MATERIAL PROVIDED start

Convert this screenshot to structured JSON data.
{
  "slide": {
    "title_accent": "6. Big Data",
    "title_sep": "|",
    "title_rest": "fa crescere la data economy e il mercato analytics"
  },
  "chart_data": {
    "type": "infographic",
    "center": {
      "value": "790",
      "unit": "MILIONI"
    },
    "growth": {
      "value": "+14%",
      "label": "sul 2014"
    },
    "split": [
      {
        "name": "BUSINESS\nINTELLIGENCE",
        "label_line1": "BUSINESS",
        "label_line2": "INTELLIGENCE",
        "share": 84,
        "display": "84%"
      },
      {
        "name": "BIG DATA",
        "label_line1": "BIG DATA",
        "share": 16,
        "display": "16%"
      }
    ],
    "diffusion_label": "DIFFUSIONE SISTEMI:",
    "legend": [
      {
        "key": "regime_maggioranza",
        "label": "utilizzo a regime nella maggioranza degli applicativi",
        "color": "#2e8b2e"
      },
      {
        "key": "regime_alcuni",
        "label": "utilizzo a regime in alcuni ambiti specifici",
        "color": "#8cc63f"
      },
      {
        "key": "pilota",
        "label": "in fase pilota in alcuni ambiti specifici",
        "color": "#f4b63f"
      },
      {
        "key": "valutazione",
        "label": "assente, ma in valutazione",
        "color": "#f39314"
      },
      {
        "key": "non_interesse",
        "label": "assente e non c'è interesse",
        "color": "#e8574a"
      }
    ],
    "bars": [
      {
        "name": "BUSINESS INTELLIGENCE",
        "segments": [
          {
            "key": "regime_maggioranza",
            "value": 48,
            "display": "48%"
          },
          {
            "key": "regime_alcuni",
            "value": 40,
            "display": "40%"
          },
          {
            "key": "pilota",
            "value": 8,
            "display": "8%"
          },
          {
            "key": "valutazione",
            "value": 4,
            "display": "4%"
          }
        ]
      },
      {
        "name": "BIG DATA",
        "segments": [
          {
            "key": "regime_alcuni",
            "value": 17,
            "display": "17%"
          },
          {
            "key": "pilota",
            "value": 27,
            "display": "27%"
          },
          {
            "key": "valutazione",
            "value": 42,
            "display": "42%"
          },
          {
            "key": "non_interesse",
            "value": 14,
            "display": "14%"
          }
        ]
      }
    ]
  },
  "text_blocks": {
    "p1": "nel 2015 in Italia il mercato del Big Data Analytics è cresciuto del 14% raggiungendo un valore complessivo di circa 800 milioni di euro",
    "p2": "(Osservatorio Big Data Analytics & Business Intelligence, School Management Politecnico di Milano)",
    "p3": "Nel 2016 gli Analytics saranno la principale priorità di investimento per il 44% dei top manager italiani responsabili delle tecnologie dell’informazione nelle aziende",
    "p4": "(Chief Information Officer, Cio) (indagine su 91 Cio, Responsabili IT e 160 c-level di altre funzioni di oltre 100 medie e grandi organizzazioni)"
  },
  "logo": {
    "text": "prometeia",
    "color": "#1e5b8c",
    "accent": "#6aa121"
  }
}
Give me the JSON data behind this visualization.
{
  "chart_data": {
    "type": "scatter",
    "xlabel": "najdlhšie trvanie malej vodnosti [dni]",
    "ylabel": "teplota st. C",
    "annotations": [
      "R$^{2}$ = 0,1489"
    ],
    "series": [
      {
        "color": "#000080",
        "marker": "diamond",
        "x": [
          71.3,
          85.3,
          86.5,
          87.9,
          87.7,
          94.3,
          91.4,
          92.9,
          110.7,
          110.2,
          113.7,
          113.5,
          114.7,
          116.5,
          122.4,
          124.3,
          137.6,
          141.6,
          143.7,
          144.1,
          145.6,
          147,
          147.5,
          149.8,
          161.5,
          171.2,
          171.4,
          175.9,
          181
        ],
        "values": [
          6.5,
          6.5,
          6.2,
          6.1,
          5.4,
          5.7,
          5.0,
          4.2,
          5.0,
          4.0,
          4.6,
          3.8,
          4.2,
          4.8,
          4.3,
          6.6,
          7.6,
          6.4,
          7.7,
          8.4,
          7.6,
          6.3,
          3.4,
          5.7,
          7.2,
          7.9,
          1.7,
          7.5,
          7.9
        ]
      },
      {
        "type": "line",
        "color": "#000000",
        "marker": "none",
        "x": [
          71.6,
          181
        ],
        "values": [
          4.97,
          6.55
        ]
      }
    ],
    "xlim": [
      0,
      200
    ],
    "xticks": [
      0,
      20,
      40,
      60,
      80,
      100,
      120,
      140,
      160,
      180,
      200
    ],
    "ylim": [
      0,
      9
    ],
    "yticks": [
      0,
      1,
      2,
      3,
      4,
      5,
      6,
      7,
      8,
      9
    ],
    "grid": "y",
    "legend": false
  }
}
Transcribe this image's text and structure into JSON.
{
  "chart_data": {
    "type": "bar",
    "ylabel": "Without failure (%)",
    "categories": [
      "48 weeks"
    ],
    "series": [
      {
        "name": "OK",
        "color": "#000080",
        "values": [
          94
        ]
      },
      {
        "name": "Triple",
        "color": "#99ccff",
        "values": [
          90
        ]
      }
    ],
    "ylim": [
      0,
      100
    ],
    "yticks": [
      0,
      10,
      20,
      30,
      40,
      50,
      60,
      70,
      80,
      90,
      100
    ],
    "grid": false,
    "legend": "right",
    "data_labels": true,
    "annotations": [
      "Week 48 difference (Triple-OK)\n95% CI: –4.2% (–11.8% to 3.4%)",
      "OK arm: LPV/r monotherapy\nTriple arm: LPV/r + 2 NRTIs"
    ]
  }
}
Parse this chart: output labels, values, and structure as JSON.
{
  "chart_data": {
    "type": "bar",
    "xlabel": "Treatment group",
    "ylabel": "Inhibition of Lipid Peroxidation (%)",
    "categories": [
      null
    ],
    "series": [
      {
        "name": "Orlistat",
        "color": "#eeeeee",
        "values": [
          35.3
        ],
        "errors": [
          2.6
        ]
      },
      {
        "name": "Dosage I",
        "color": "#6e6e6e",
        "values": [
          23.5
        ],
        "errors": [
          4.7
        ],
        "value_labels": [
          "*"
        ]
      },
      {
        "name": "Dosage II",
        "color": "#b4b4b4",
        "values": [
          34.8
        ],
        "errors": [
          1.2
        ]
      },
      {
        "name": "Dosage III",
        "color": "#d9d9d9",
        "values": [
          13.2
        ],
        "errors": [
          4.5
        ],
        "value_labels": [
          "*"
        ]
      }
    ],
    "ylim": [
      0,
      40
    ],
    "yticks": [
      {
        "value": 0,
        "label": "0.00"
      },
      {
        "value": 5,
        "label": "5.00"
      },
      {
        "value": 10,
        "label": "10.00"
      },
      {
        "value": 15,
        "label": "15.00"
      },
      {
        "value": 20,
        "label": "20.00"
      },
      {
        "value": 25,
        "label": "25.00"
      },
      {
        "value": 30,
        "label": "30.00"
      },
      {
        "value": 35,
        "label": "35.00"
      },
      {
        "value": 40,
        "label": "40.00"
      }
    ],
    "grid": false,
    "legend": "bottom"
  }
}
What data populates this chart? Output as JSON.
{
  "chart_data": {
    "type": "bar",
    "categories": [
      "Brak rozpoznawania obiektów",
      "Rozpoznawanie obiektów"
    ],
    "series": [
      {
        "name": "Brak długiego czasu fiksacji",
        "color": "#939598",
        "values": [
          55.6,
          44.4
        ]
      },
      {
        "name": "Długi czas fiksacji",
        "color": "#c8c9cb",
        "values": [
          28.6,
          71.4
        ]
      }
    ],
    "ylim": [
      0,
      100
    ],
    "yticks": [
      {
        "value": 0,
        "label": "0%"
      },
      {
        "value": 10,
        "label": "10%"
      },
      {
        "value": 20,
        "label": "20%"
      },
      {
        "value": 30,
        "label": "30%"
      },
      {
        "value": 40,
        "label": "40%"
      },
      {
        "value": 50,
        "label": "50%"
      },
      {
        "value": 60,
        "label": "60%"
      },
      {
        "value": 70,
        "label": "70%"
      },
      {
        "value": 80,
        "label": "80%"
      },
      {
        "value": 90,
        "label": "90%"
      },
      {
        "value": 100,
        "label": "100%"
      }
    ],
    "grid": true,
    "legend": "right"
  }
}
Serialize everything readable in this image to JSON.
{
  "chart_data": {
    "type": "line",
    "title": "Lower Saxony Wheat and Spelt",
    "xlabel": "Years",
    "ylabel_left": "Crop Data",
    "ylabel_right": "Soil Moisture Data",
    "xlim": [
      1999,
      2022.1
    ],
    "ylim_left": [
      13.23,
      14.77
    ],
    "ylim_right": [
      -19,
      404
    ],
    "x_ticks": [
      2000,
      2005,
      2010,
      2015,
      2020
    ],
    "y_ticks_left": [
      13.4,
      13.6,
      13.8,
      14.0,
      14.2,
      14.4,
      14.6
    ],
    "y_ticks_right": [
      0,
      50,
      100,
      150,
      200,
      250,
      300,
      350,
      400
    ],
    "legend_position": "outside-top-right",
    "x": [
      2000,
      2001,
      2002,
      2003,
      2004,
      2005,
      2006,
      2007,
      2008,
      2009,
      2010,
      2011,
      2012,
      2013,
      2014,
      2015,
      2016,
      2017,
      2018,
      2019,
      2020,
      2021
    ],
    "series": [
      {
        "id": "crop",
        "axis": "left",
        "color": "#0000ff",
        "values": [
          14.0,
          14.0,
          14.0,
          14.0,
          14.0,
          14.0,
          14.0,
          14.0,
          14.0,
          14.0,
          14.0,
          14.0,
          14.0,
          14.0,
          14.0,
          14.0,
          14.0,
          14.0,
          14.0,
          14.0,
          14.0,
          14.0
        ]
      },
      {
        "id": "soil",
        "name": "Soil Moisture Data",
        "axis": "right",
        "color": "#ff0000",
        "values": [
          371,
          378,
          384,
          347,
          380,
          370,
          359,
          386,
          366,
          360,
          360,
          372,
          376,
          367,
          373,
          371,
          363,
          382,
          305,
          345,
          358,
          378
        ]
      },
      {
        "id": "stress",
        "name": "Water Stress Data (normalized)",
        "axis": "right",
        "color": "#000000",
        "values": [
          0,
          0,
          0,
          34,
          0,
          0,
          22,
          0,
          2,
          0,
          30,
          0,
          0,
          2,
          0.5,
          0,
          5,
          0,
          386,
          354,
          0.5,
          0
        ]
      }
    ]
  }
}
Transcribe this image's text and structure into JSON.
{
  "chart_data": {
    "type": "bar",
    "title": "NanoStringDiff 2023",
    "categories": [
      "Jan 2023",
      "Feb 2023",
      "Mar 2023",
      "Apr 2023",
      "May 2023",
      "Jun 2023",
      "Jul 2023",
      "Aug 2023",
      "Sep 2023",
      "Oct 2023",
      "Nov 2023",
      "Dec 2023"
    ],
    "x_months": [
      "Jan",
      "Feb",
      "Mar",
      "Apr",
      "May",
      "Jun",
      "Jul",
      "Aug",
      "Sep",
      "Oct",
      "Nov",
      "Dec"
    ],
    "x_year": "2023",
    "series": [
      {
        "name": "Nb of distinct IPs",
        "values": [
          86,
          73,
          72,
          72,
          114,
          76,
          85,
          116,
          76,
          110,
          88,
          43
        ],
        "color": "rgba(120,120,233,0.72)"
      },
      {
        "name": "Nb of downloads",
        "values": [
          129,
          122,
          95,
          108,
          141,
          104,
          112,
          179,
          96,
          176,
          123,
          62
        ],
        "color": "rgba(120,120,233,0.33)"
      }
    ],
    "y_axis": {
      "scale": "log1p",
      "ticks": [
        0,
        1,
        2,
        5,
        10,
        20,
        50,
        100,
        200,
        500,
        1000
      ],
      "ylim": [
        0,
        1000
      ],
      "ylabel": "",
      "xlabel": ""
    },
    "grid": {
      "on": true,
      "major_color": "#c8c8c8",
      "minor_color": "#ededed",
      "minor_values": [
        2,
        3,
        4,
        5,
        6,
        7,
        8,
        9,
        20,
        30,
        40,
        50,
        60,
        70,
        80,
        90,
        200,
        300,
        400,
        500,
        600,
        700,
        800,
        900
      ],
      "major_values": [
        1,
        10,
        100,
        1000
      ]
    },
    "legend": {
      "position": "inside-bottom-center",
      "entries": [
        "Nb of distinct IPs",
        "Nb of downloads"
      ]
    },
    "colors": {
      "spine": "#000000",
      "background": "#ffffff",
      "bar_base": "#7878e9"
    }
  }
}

MATERIAL PROVIDED end

> REQUIRED TASK
Check each line of the records above for the word "mercato", then give the number of lines that have it, with no other words.

> TASK RESPONSE
2